→ What you are asked to do: Reproduce each line bearing the word "JSON".

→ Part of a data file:
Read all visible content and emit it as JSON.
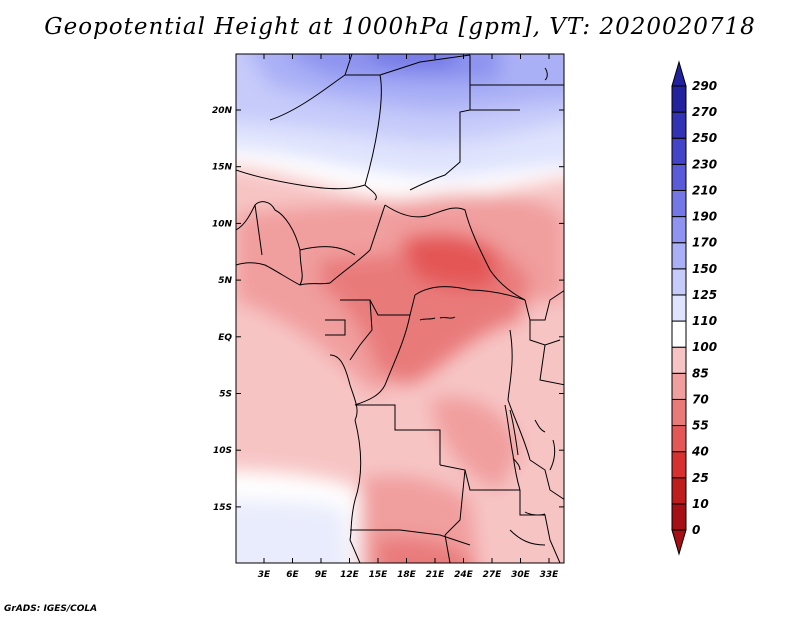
{
  "title": "Geopotential Height at 1000hPa [gpm], VT: 2020020718",
  "credit": "GrADS: IGES/COLA",
  "map": {
    "lat_ticks": [
      "20N",
      "15N",
      "10N",
      "5N",
      "EQ",
      "5S",
      "10S",
      "15S"
    ],
    "lon_ticks": [
      "3E",
      "6E",
      "9E",
      "12E",
      "15E",
      "18E",
      "21E",
      "24E",
      "27E",
      "30E",
      "33E"
    ]
  },
  "colorbar": {
    "levels": [
      "0",
      "10",
      "25",
      "40",
      "55",
      "70",
      "85",
      "100",
      "110",
      "125",
      "150",
      "170",
      "190",
      "210",
      "230",
      "250",
      "270",
      "290"
    ],
    "colors": [
      "#a50f15",
      "#bf1d1d",
      "#d63030",
      "#e45757",
      "#e97a7a",
      "#f19e9e",
      "#f7c4c4",
      "#ffffff",
      "#dfe3fd",
      "#c6cbfa",
      "#aab0f6",
      "#8e94ef",
      "#7378e6",
      "#5a5bd8",
      "#4444c8",
      "#3232b4",
      "#22229e"
    ]
  }
}
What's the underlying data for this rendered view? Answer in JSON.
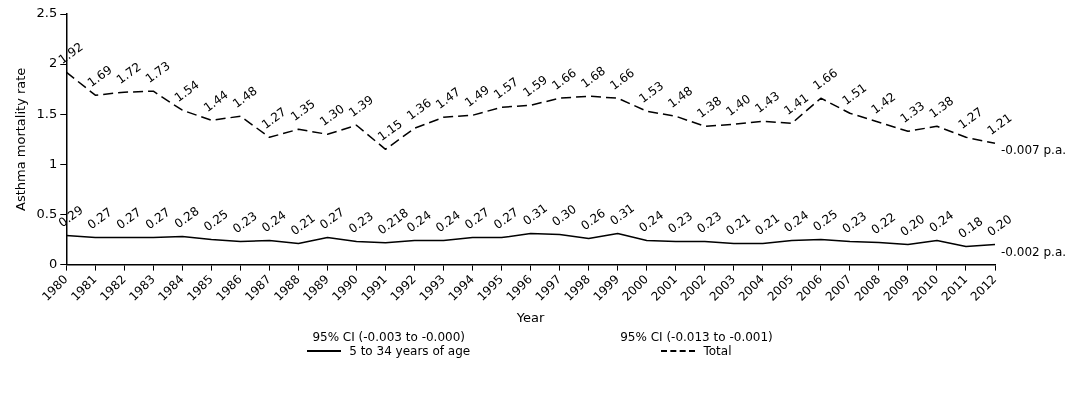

→ Solution to the exercise:
Read all visible content and emit it as JSON.
What's the underlying data for this rendered view? Answer in JSON.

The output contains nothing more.